YOUR TASK: Return each line of the records with nothing changed, pictures excepted.

EXTRACTED DATA:
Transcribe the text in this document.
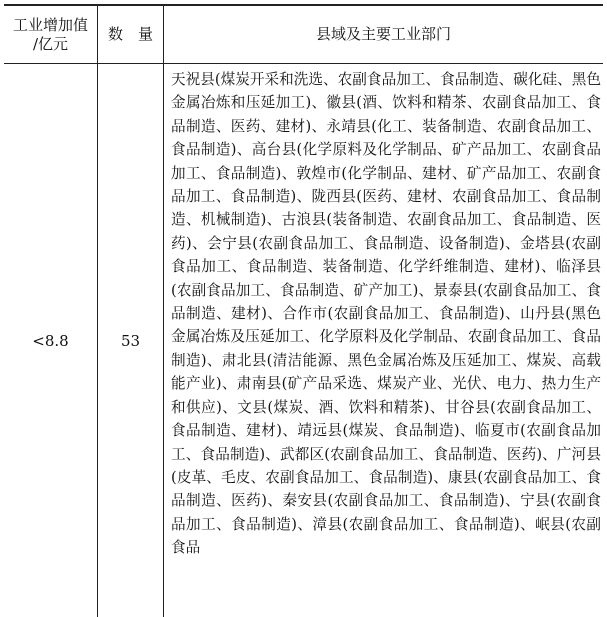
工业增加值
/亿元
数　量	县域及主要工业部门
<8.8	53
天祝县(煤炭开采和洗选、农副食品加工、食品制造、碳化硅、黑色金属冶炼和压延加工)、徽县(酒、饮料和精茶、农副食品加工、食品制造、医药、建材)、永靖县(化工、装备制造、农副食品加工、食品制造)、高台县(化学原料及化学制品、矿产品加工、农副食品加工、食品制造)、敦煌市(化学制品、建材、矿产品加工、农副食品加工、食品制造)、陇西县(医药、建材、农副食品加工、食品制造、机械制造)、古浪县(装备制造、农副食品加工、食品制造、医药)、会宁县(农副食品加工、食品制造、设备制造)、金塔县(农副食品加工、食品制造、装备制造、化学纤维制造、建材)、临泽县(农副食品加工、食品制造、矿产加工)、景泰县(农副食品加工、食品制造、建材)、合作市(农副食品加工、食品制造)、山丹县(黑色金属冶炼及压延加工、化学原料及化学制品、农副食品加工、食品制造)、肃北县(清洁能源、黑色金属冶炼及压延加工、煤炭、高载能产业)、肃南县(矿产品采选、煤炭产业、光伏、电力、热力生产和供应)、文县(煤炭、酒、饮料和精茶)、甘谷县(农副食品加工、食品制造、建材)、靖远县(煤炭、食品制造)、临夏市(农副食品加工、食品制造)、武都区(农副食品加工、食品制造、医药)、广河县(皮革、毛皮、农副食品加工、食品制造)、康县(农副食品加工、食品制造、医药)、秦安县(农副食品加工、食品制造)、宁县(农副食品加工、食品制造)、漳县(农副食品加工、食品制造)、岷县(农副食品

RESULT FOR THIS EXERCISE:
Transcribe the text in this document.
工业增加值
/亿元
数　量	县域及主要工业部门
<8.8	53
天祝县(煤炭开采和洗选、农副食品加工、食品制造、碳化硅、黑色金属冶炼和压延加工)、徽县(酒、饮料和精茶、农副食品加工、食品制造、医药、建材)、永靖县(化工、装备制造、农副食品加工、食品制造)、高台县(化学原料及化学制品、矿产品加工、农副食品加工、食品制造)、敦煌市(化学制品、建材、矿产品加工、农副食品加工、食品制造)、陇西县(医药、建材、农副食品加工、食品制造、机械制造)、古浪县(装备制造、农副食品加工、食品制造、医药)、会宁县(农副食品加工、食品制造、设备制造)、金塔县(农副食品加工、食品制造、装备制造、化学纤维制造、建材)、临泽县(农副食品加工、食品制造、矿产加工)、景泰县(农副食品加工、食品制造、建材)、合作市(农副食品加工、食品制造)、山丹县(黑色金属冶炼及压延加工、化学原料及化学制品、农副食品加工、食品制造)、肃北县(清洁能源、黑色金属冶炼及压延加工、煤炭、高载能产业)、肃南县(矿产品采选、煤炭产业、光伏、电力、热力生产和供应)、文县(煤炭、酒、饮料和精茶)、甘谷县(农副食品加工、食品制造、建材)、靖远县(煤炭、食品制造)、临夏市(农副食品加工、食品制造)、武都区(农副食品加工、食品制造、医药)、广河县(皮革、毛皮、农副食品加工、食品制造)、康县(农副食品加工、食品制造、医药)、秦安县(农副食品加工、食品制造)、宁县(农副食品加工、食品制造)、漳县(农副食品加工、食品制造)、岷县(农副食品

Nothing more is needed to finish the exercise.